Written task
Count the lines below that include the word "заседаний" and write that number alone.

Data for processing
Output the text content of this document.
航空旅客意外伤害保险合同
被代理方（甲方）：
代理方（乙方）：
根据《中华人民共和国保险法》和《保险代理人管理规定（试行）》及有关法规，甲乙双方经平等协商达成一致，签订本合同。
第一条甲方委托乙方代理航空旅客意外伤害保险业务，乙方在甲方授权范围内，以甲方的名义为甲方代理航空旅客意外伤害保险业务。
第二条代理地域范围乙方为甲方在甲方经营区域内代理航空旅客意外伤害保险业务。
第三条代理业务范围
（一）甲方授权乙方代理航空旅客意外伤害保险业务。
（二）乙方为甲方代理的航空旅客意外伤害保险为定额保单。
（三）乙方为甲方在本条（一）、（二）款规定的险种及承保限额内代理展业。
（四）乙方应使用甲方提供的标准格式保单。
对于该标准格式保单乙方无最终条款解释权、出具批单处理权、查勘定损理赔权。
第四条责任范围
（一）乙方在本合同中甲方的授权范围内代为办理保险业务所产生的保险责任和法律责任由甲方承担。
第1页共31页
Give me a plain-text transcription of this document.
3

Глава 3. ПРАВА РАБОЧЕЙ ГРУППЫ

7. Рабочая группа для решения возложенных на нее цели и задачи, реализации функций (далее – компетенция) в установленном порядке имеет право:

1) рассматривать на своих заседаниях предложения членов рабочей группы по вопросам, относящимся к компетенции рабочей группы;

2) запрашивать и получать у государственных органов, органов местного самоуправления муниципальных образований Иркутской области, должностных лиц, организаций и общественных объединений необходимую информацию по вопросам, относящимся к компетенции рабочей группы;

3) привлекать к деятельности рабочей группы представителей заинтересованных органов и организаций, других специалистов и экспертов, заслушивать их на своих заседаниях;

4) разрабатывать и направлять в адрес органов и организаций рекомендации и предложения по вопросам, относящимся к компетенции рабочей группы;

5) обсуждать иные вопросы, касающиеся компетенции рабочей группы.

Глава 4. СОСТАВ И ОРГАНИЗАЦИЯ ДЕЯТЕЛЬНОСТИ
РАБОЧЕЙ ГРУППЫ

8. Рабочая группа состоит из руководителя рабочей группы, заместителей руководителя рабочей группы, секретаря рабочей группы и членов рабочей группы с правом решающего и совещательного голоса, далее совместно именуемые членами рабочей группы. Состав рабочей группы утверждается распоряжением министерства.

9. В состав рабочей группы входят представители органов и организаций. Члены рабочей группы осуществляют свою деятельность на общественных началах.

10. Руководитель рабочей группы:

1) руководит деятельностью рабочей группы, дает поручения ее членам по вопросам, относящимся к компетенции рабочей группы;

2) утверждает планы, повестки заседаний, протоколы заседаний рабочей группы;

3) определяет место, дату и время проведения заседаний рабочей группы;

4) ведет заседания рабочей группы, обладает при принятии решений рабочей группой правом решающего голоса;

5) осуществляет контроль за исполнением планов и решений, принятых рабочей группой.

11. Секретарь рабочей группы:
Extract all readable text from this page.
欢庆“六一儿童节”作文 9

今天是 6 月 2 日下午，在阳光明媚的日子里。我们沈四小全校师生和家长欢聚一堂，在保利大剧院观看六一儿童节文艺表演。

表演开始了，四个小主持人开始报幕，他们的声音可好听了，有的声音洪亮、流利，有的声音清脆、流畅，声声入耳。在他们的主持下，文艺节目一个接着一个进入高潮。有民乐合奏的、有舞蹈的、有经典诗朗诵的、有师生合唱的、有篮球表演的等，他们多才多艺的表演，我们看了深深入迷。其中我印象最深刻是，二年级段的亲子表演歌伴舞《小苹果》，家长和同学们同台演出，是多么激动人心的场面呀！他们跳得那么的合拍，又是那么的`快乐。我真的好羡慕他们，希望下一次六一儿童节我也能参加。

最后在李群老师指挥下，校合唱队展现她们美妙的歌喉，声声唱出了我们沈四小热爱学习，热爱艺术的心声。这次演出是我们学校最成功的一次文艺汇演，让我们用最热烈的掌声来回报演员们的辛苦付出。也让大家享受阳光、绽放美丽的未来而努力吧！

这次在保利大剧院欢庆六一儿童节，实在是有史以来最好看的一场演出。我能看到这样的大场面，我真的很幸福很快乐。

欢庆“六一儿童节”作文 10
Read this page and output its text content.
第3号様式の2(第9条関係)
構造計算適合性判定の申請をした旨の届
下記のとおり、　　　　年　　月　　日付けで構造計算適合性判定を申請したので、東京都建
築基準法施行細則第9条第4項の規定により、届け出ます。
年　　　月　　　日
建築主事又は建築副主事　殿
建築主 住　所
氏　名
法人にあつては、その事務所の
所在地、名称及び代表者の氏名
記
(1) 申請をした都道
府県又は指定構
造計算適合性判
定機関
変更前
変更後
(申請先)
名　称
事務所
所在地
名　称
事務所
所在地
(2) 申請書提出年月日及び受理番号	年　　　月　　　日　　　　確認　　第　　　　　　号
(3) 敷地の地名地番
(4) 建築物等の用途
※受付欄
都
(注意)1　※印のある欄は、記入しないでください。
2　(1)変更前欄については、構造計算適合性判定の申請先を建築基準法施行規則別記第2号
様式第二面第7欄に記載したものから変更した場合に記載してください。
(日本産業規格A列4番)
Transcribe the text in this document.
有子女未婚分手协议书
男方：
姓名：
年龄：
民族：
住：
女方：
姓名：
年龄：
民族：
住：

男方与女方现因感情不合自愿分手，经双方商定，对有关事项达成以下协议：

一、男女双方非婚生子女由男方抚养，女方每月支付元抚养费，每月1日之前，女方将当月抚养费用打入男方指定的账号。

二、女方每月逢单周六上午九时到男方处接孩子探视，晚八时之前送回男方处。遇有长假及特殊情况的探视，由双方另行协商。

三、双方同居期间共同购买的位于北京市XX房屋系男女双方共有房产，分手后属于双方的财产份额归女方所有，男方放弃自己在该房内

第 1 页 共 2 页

Result of this exercise
2